Task to complete: Write out the listing beneath this instruction in its entirety, exactly as it reads.

--- Start Records supplied ---

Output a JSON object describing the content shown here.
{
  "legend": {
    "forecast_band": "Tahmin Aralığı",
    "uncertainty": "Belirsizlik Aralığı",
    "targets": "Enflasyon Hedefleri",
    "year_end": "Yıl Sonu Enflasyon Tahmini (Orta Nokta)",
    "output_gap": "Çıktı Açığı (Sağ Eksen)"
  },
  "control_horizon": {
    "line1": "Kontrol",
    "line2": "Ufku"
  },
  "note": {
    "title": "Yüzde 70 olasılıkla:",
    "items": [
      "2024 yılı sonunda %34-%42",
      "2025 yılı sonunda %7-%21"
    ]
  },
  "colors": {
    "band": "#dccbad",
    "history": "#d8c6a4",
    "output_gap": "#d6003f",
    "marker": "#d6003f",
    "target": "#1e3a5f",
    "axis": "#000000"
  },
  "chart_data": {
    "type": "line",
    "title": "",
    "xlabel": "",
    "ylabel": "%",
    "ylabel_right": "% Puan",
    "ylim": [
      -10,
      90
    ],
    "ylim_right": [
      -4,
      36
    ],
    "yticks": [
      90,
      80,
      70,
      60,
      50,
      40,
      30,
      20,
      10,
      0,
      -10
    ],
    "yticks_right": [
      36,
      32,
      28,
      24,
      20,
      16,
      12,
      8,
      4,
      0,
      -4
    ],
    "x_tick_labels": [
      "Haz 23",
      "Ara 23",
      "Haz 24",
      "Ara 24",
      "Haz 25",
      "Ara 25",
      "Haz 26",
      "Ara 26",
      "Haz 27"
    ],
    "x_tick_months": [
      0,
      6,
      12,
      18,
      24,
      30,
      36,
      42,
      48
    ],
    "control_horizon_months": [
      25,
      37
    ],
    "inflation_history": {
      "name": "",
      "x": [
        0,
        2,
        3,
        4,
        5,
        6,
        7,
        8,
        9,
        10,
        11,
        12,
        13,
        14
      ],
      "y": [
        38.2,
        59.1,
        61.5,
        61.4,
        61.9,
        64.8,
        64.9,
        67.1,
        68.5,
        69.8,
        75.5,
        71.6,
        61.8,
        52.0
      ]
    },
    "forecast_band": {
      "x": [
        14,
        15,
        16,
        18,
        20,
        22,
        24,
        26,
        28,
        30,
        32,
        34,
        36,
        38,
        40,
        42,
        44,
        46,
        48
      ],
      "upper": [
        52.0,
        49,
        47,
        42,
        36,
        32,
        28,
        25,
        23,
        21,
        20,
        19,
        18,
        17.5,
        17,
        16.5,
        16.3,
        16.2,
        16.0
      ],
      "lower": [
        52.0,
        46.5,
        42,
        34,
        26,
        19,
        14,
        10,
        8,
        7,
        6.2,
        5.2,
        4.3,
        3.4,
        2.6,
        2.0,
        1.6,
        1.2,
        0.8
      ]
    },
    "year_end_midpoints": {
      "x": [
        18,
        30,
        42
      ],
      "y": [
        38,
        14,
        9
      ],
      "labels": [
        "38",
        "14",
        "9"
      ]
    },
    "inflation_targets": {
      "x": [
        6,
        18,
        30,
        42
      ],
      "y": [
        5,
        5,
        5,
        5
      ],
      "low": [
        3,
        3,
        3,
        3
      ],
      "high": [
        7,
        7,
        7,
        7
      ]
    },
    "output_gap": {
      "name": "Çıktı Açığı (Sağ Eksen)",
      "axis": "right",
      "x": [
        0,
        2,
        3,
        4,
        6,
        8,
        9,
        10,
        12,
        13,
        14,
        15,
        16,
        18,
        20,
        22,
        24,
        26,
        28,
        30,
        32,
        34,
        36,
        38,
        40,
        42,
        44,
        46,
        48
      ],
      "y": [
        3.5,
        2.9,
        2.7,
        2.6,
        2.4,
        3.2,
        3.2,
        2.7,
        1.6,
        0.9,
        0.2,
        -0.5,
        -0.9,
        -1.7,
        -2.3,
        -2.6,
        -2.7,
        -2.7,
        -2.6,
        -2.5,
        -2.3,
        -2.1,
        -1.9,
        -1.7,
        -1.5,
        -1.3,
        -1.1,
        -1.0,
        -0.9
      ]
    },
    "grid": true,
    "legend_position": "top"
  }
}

--- End Records supplied ---

Solved problem:
Output a JSON object describing the content shown here.
{
  "legend": {
    "forecast_band": "Tahmin Aralığı",
    "uncertainty": "Belirsizlik Aralığı",
    "targets": "Enflasyon Hedefleri",
    "year_end": "Yıl Sonu Enflasyon Tahmini (Orta Nokta)",
    "output_gap": "Çıktı Açığı (Sağ Eksen)"
  },
  "control_horizon": {
    "line1": "Kontrol",
    "line2": "Ufku"
  },
  "note": {
    "title": "Yüzde 70 olasılıkla:",
    "items": [
      "2024 yılı sonunda %34-%42",
      "2025 yılı sonunda %7-%21"
    ]
  },
  "colors": {
    "band": "#dccbad",
    "history": "#d8c6a4",
    "output_gap": "#d6003f",
    "marker": "#d6003f",
    "target": "#1e3a5f",
    "axis": "#000000"
  },
  "chart_data": {
    "type": "line",
    "title": "",
    "xlabel": "",
    "ylabel": "%",
    "ylabel_right": "% Puan",
    "ylim": [
      -10,
      90
    ],
    "ylim_right": [
      -4,
      36
    ],
    "yticks": [
      90,
      80,
      70,
      60,
      50,
      40,
      30,
      20,
      10,
      0,
      -10
    ],
    "yticks_right": [
      36,
      32,
      28,
      24,
      20,
      16,
      12,
      8,
      4,
      0,
      -4
    ],
    "x_tick_labels": [
      "Haz 23",
      "Ara 23",
      "Haz 24",
      "Ara 24",
      "Haz 25",
      "Ara 25",
      "Haz 26",
      "Ara 26",
      "Haz 27"
    ],
    "x_tick_months": [
      0,
      6,
      12,
      18,
      24,
      30,
      36,
      42,
      48
    ],
    "control_horizon_months": [
      25,
      37
    ],
    "inflation_history": {
      "name": "",
      "x": [
        0,
        2,
        3,
        4,
        5,
        6,
        7,
        8,
        9,
        10,
        11,
        12,
        13,
        14
      ],
      "y": [
        38.2,
        59.1,
        61.5,
        61.4,
        61.9,
        64.8,
        64.9,
        67.1,
        68.5,
        69.8,
        75.5,
        71.6,
        61.8,
        52.0
      ]
    },
    "forecast_band": {
      "x": [
        14,
        15,
        16,
        18,
        20,
        22,
        24,
        26,
        28,
        30,
        32,
        34,
        36,
        38,
        40,
        42,
        44,
        46,
        48
      ],
      "upper": [
        52.0,
        49,
        47,
        42,
        36,
        32,
        28,
        25,
        23,
        21,
        20,
        19,
        18,
        17.5,
        17,
        16.5,
        16.3,
        16.2,
        16.0
      ],
      "lower": [
        52.0,
        46.5,
        42,
        34,
        26,
        19,
        14,
        10,
        8,
        7,
        6.2,
        5.2,
        4.3,
        3.4,
        2.6,
        2.0,
        1.6,
        1.2,
        0.8
      ]
    },
    "year_end_midpoints": {
      "x": [
        18,
        30,
        42
      ],
      "y": [
        38,
        14,
        9
      ],
      "labels": [
        "38",
        "14",
        "9"
      ]
    },
    "inflation_targets": {
      "x": [
        6,
        18,
        30,
        42
      ],
      "y": [
        5,
        5,
        5,
        5
      ],
      "low": [
        3,
        3,
        3,
        3
      ],
      "high": [
        7,
        7,
        7,
        7
      ]
    },
    "output_gap": {
      "name": "Çıktı Açığı (Sağ Eksen)",
      "axis": "right",
      "x": [
        0,
        2,
        3,
        4,
        6,
        8,
        9,
        10,
        12,
        13,
        14,
        15,
        16,
        18,
        20,
        22,
        24,
        26,
        28,
        30,
        32,
        34,
        36,
        38,
        40,
        42,
        44,
        46,
        48
      ],
      "y": [
        3.5,
        2.9,
        2.7,
        2.6,
        2.4,
        3.2,
        3.2,
        2.7,
        1.6,
        0.9,
        0.2,
        -0.5,
        -0.9,
        -1.7,
        -2.3,
        -2.6,
        -2.7,
        -2.7,
        -2.6,
        -2.5,
        -2.3,
        -2.1,
        -1.9,
        -1.7,
        -1.5,
        -1.3,
        -1.1,
        -1.0,
        -0.9
      ]
    },
    "grid": true,
    "legend_position": "top"
  }
}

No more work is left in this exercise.